> Work instructions
Where a line in the listing contains the string "Leaf", copy that line out.

--- Start Input data ---

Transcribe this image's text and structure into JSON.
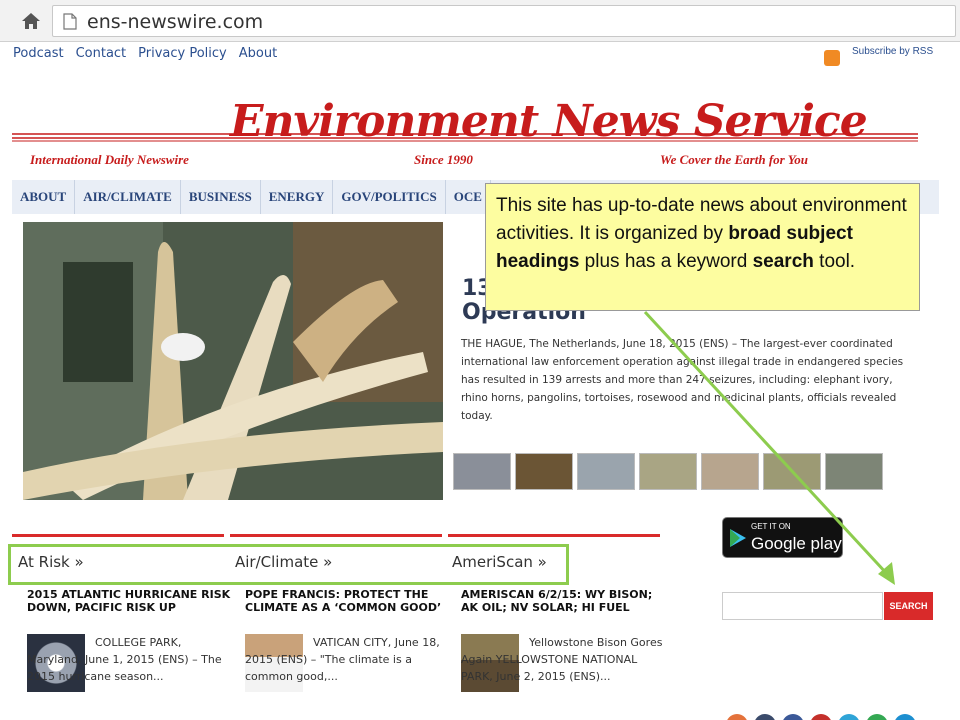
{
  "browser": {
    "url": "ens-newswire.com"
  },
  "toplinks": [
    "Podcast",
    "Contact",
    "Privacy Policy",
    "About"
  ],
  "rss_label": "Subscribe by RSS",
  "masthead": {
    "title": "Environment News Service",
    "tagline_left": "International Daily Newswire",
    "tagline_mid": "Since 1990",
    "tagline_right": "We Cover the Earth for You"
  },
  "nav": [
    "ABOUT",
    "AIR/CLIMATE",
    "BUSINESS",
    "ENERGY",
    "GOV/POLITICS",
    "OCE"
  ],
  "story": {
    "title_line1": "13",
    "title_line2": "Operation",
    "body": "THE HAGUE, The Netherlands, June 18, 2015 (ENS) – The largest-ever coordinated international law enforcement operation against illegal trade in endangered species has resulted in 139 arrests and more than 247 seizures, including: elephant ivory, rhino horns, pangolins, tortoises, rosewood and medicinal plants, officials revealed today."
  },
  "callout": {
    "part1": "This site has up-to-date news about environment activities.  It is organized by ",
    "bold1": "broad subject headings",
    "part2": " plus has a keyword ",
    "bold2": "search",
    "part3": " tool."
  },
  "sections": {
    "heads": [
      "At Risk »",
      "Air/Climate »",
      "AmeriScan »"
    ],
    "columns": [
      {
        "title": "2015 ATLANTIC HURRICANE RISK DOWN, PACIFIC RISK UP",
        "text": "COLLEGE PARK, Maryland, June 1, 2015 (ENS) – The 2015 hurricane season..."
      },
      {
        "title": "POPE FRANCIS: PROTECT THE CLIMATE AS A ‘COMMON GOOD’",
        "text": "VATICAN CITY, June 18, 2015 (ENS) – \"The climate is a common good,..."
      },
      {
        "title": "AMERISCAN 6/2/15: WY BISON; AK OIL; NV SOLAR; HI FUEL",
        "text": "Yellowstone Bison Gores Again YELLOWSTONE NATIONAL PARK, June 2, 2015 (ENS)..."
      }
    ]
  },
  "google_play": {
    "small": "GET IT ON",
    "big": "Google play"
  },
  "search": {
    "button": "SEARCH",
    "placeholder": ""
  },
  "colors": {
    "accent": "#c71c1c",
    "nav_text": "#29457a",
    "callout_bg": "#fdfda0",
    "highlight": "#8dcc4e"
  }
}
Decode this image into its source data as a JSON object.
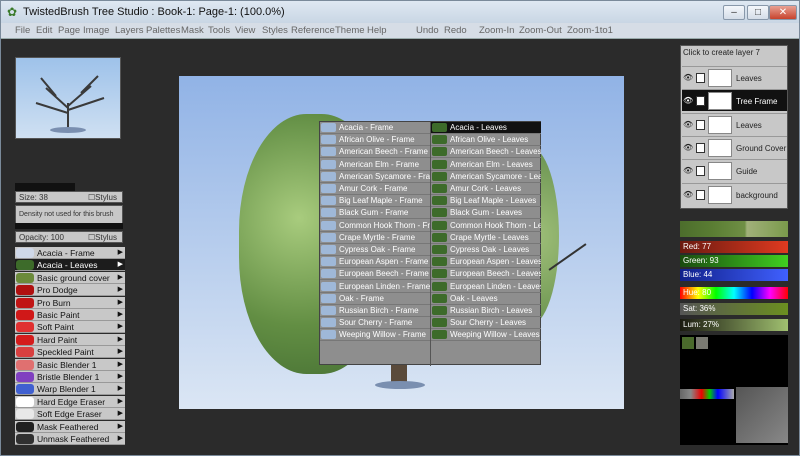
{
  "window": {
    "title": "TwistedBrush Tree Studio : Book-1: Page-1:  (100.0%)",
    "controls": {
      "minimize": "–",
      "maximize": "□",
      "close": "✕"
    }
  },
  "menu": [
    "File",
    "Edit",
    "Page",
    "Image",
    "Layers",
    "Palettes",
    "Mask",
    "Tools",
    "View",
    "Styles",
    "Reference",
    "Theme",
    "Help",
    "Undo",
    "Redo",
    "Zoom-In",
    "Zoom-Out",
    "Zoom-1to1"
  ],
  "left": {
    "size_label": "Size: 38",
    "stylus1": "Stylus",
    "density_note": "Density not used for this brush",
    "opacity_label": "Opacity: 100",
    "stylus2": "Stylus",
    "brushes": [
      {
        "label": "Acacia - Frame",
        "color": "#cfd8e8"
      },
      {
        "label": "Acacia - Leaves",
        "color": "#3d6b2a",
        "selected": true
      },
      {
        "label": "Basic ground cover",
        "color": "#6b8a3a"
      },
      {
        "label": "Pro Dodge",
        "color": "#b01010"
      },
      {
        "label": "Pro Burn",
        "color": "#c01515"
      },
      {
        "label": "Basic Paint",
        "color": "#d01818"
      },
      {
        "label": "Soft Paint",
        "color": "#e03030"
      },
      {
        "label": "Hard Paint",
        "color": "#d41c1c"
      },
      {
        "label": "Speckled Paint",
        "color": "#d84040"
      },
      {
        "label": "Basic Blender 1",
        "color": "#e07070"
      },
      {
        "label": "Bristle Blender 1",
        "color": "#8040c0"
      },
      {
        "label": "Warp Blender 1",
        "color": "#4060d0"
      },
      {
        "label": "Hard Edge Eraser",
        "color": "#ffffff"
      },
      {
        "label": "Soft Edge Eraser",
        "color": "#e8e8e8"
      },
      {
        "label": "Mask Feathered",
        "color": "#202020"
      },
      {
        "label": "Unmask Feathered",
        "color": "#303030"
      }
    ]
  },
  "treemenu": {
    "frames": [
      "Acacia - Frame",
      "African Olive - Frame",
      "American Beech - Frame",
      "American Elm - Frame",
      "American Sycamore - Frame",
      "Amur Cork - Frame",
      "Big Leaf Maple - Frame",
      "Black Gum - Frame",
      "Common Hook Thorn - Frame",
      "Crape Myrtle - Frame",
      "Cypress Oak - Frame",
      "European Aspen - Frame",
      "European Beech - Frame",
      "European Linden - Frame",
      "Oak - Frame",
      "Russian Birch - Frame",
      "Sour Cherry - Frame",
      "Weeping Willow - Frame"
    ],
    "leaves": [
      "Acacia - Leaves",
      "African Olive - Leaves",
      "American Beech - Leaves",
      "American Elm - Leaves",
      "American Sycamore - Leaves",
      "Amur Cork - Leaves",
      "Big Leaf Maple - Leaves",
      "Black Gum - Leaves",
      "Common Hook Thorn - Leaves",
      "Crape Myrtle - Leaves",
      "Cypress Oak - Leaves",
      "European Aspen - Leaves",
      "European Beech - Leaves",
      "European Linden - Leaves",
      "Oak - Leaves",
      "Russian Birch - Leaves",
      "Sour Cherry - Leaves",
      "Weeping Willow - Leaves"
    ]
  },
  "layers": {
    "header": "Click to create layer 7",
    "items": [
      {
        "name": "Leaves"
      },
      {
        "name": "Tree Frame",
        "selected": true
      },
      {
        "name": "Leaves"
      },
      {
        "name": "Ground Cover"
      },
      {
        "name": "Guide"
      },
      {
        "name": "background"
      }
    ]
  },
  "color": {
    "red": "Red: 77",
    "green": "Green: 93",
    "blue": "Blue: 44",
    "hue": "Hue: 80",
    "sat": "Sat: 36%",
    "lum": "Lum: 27%"
  }
}
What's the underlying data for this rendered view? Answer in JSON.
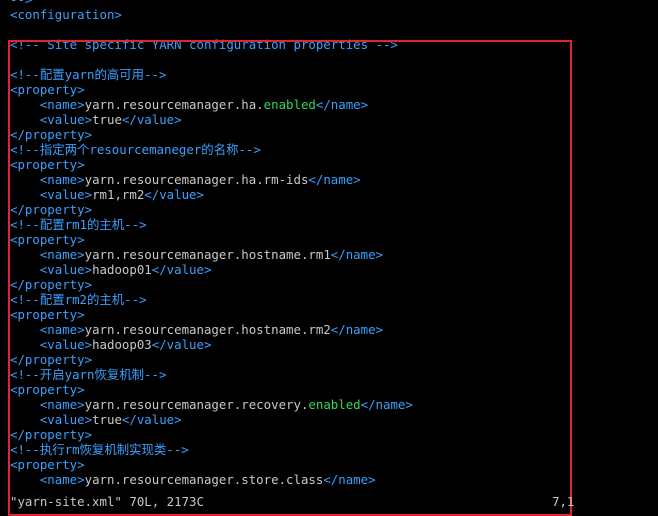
{
  "editor": {
    "colors": {
      "background": "#000000",
      "comment": "#3aa0ff",
      "tag": "#3aa0ff",
      "text": "#c8c8c8",
      "highlight": "#33d75a",
      "selection_box": "#e0262c"
    },
    "lines": [
      [
        {
          "t": "-->",
          "c": "comment"
        }
      ],
      [
        {
          "t": "<configuration>",
          "c": "tag"
        }
      ],
      [],
      [
        {
          "t": "<!-- Site specific YARN configuration properties -->",
          "c": "comment"
        }
      ],
      [],
      [
        {
          "t": "<!--配置yarn的高可用-->",
          "c": "comment"
        }
      ],
      [
        {
          "t": "<property>",
          "c": "tag"
        }
      ],
      [
        {
          "t": "    ",
          "c": "text"
        },
        {
          "t": "<name>",
          "c": "tag"
        },
        {
          "t": "yarn.resourcemanager.ha.",
          "c": "text"
        },
        {
          "t": "enabled",
          "c": "hl"
        },
        {
          "t": "</name>",
          "c": "tag"
        }
      ],
      [
        {
          "t": "    ",
          "c": "text"
        },
        {
          "t": "<value>",
          "c": "tag"
        },
        {
          "t": "true",
          "c": "text"
        },
        {
          "t": "</value>",
          "c": "tag"
        }
      ],
      [
        {
          "t": "</property>",
          "c": "tag"
        }
      ],
      [
        {
          "t": "<!--指定两个resourcemaneger的名称-->",
          "c": "comment"
        }
      ],
      [
        {
          "t": "<property>",
          "c": "tag"
        }
      ],
      [
        {
          "t": "    ",
          "c": "text"
        },
        {
          "t": "<name>",
          "c": "tag"
        },
        {
          "t": "yarn.resourcemanager.ha.rm-ids",
          "c": "text"
        },
        {
          "t": "</name>",
          "c": "tag"
        }
      ],
      [
        {
          "t": "    ",
          "c": "text"
        },
        {
          "t": "<value>",
          "c": "tag"
        },
        {
          "t": "rm1,rm2",
          "c": "text"
        },
        {
          "t": "</value>",
          "c": "tag"
        }
      ],
      [
        {
          "t": "</property>",
          "c": "tag"
        }
      ],
      [
        {
          "t": "<!--配置rm1的主机-->",
          "c": "comment"
        }
      ],
      [
        {
          "t": "<property>",
          "c": "tag"
        }
      ],
      [
        {
          "t": "    ",
          "c": "text"
        },
        {
          "t": "<name>",
          "c": "tag"
        },
        {
          "t": "yarn.resourcemanager.hostname.rm1",
          "c": "text"
        },
        {
          "t": "</name>",
          "c": "tag"
        }
      ],
      [
        {
          "t": "    ",
          "c": "text"
        },
        {
          "t": "<value>",
          "c": "tag"
        },
        {
          "t": "hadoop01",
          "c": "text"
        },
        {
          "t": "</value>",
          "c": "tag"
        }
      ],
      [
        {
          "t": "</property>",
          "c": "tag"
        }
      ],
      [
        {
          "t": "<!--配置rm2的主机-->",
          "c": "comment"
        }
      ],
      [
        {
          "t": "<property>",
          "c": "tag"
        }
      ],
      [
        {
          "t": "    ",
          "c": "text"
        },
        {
          "t": "<name>",
          "c": "tag"
        },
        {
          "t": "yarn.resourcemanager.hostname.rm2",
          "c": "text"
        },
        {
          "t": "</name>",
          "c": "tag"
        }
      ],
      [
        {
          "t": "    ",
          "c": "text"
        },
        {
          "t": "<value>",
          "c": "tag"
        },
        {
          "t": "hadoop03",
          "c": "text"
        },
        {
          "t": "</value>",
          "c": "tag"
        }
      ],
      [
        {
          "t": "</property>",
          "c": "tag"
        }
      ],
      [
        {
          "t": "<!--开启yarn恢复机制-->",
          "c": "comment"
        }
      ],
      [
        {
          "t": "<property>",
          "c": "tag"
        }
      ],
      [
        {
          "t": "    ",
          "c": "text"
        },
        {
          "t": "<name>",
          "c": "tag"
        },
        {
          "t": "yarn.resourcemanager.recovery.",
          "c": "text"
        },
        {
          "t": "enabled",
          "c": "hl"
        },
        {
          "t": "</name>",
          "c": "tag"
        }
      ],
      [
        {
          "t": "    ",
          "c": "text"
        },
        {
          "t": "<value>",
          "c": "tag"
        },
        {
          "t": "true",
          "c": "text"
        },
        {
          "t": "</value>",
          "c": "tag"
        }
      ],
      [
        {
          "t": "</property>",
          "c": "tag"
        }
      ],
      [
        {
          "t": "<!--执行rm恢复机制实现类-->",
          "c": "comment"
        }
      ],
      [
        {
          "t": "<property>",
          "c": "tag"
        }
      ],
      [
        {
          "t": "    ",
          "c": "text"
        },
        {
          "t": "<name>",
          "c": "tag"
        },
        {
          "t": "yarn.resourcemanager.store.class",
          "c": "text"
        },
        {
          "t": "</name>",
          "c": "tag"
        }
      ]
    ],
    "status": {
      "file_info": "\"yarn-site.xml\" 70L, 2173C",
      "cursor": "7,1"
    }
  }
}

--- End Input data ---

> Task answer
      "Big Leaf Maple - Frame",
      "Big Leaf Maple - Leaves",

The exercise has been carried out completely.